[START]

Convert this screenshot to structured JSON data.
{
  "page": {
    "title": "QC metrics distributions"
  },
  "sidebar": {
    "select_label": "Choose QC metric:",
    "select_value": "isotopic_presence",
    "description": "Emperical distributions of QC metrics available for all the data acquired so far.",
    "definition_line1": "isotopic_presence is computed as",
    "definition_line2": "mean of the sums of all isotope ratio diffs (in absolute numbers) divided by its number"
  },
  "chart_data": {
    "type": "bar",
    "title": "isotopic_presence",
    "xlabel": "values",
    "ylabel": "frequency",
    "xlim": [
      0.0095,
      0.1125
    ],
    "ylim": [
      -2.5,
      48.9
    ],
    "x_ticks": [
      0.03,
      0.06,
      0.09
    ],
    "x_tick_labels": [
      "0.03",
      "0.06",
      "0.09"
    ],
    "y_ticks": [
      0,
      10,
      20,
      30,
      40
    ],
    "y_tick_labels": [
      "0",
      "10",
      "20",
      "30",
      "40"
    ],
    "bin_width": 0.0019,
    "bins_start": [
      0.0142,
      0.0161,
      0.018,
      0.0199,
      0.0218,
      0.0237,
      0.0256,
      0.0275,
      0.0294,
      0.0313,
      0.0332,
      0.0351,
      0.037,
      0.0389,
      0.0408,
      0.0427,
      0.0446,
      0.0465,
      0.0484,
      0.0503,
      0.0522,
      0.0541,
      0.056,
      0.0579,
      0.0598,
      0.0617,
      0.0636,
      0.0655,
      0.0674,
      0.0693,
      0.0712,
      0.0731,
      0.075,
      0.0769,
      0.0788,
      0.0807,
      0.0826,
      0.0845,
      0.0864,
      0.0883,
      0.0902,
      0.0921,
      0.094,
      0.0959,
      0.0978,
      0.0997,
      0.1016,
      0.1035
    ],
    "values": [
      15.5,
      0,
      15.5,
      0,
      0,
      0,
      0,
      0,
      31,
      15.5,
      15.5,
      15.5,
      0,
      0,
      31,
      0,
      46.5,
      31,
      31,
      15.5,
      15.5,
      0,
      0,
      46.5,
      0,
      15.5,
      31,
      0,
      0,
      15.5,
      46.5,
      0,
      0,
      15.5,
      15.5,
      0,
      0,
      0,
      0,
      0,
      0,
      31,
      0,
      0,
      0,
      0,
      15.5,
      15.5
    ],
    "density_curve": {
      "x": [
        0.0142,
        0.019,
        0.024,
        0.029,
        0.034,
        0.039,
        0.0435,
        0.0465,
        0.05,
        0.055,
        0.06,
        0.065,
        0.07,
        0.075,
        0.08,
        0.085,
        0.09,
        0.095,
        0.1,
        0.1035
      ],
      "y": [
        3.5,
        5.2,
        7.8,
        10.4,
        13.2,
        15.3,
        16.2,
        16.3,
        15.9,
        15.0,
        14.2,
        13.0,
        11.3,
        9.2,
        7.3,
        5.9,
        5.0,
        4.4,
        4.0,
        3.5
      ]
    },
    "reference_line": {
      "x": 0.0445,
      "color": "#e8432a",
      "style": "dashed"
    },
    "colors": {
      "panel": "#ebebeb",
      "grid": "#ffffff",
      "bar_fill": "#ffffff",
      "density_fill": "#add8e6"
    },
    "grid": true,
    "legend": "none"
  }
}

[END]

§ **Your task**:
Exactly how many lines contain "distributions"? State the number and nothing else.

§ **Full response**:
2